=== MATERIAL FOR THIS EXERCISE ===

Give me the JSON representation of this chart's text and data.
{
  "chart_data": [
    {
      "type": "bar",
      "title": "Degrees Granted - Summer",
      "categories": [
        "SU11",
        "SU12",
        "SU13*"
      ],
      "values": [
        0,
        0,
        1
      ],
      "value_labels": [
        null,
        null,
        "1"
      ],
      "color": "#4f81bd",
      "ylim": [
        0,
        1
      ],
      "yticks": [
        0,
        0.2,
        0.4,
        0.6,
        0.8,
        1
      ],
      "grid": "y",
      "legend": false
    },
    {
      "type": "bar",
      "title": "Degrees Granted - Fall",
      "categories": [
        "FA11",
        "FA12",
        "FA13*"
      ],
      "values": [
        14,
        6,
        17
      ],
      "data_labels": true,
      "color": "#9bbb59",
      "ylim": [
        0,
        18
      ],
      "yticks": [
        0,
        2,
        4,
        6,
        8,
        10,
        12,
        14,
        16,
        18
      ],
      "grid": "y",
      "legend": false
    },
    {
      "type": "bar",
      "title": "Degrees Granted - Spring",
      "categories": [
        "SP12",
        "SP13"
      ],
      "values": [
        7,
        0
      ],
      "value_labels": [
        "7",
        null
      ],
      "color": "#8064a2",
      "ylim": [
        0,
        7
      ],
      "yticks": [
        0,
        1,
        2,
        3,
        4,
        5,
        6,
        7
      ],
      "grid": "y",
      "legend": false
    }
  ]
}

===

▸ **EXERCISE AIM**: Write out the listing once more, matching it exactly.

▸ **ANSWER**:
Give me the JSON representation of this chart's text and data.
{
  "chart_data": [
    {
      "type": "bar",
      "title": "Degrees Granted - Summer",
      "categories": [
        "SU11",
        "SU12",
        "SU13*"
      ],
      "values": [
        0,
        0,
        1
      ],
      "value_labels": [
        null,
        null,
        "1"
      ],
      "color": "#4f81bd",
      "ylim": [
        0,
        1
      ],
      "yticks": [
        0,
        0.2,
        0.4,
        0.6,
        0.8,
        1
      ],
      "grid": "y",
      "legend": false
    },
    {
      "type": "bar",
      "title": "Degrees Granted - Fall",
      "categories": [
        "FA11",
        "FA12",
        "FA13*"
      ],
      "values": [
        14,
        6,
        17
      ],
      "data_labels": true,
      "color": "#9bbb59",
      "ylim": [
        0,
        18
      ],
      "yticks": [
        0,
        2,
        4,
        6,
        8,
        10,
        12,
        14,
        16,
        18
      ],
      "grid": "y",
      "legend": false
    },
    {
      "type": "bar",
      "title": "Degrees Granted - Spring",
      "categories": [
        "SP12",
        "SP13"
      ],
      "values": [
        7,
        0
      ],
      "value_labels": [
        "7",
        null
      ],
      "color": "#8064a2",
      "ylim": [
        0,
        7
      ],
      "yticks": [
        0,
        1,
        2,
        3,
        4,
        5,
        6,
        7
      ],
      "grid": "y",
      "legend": false
    }
  ]
}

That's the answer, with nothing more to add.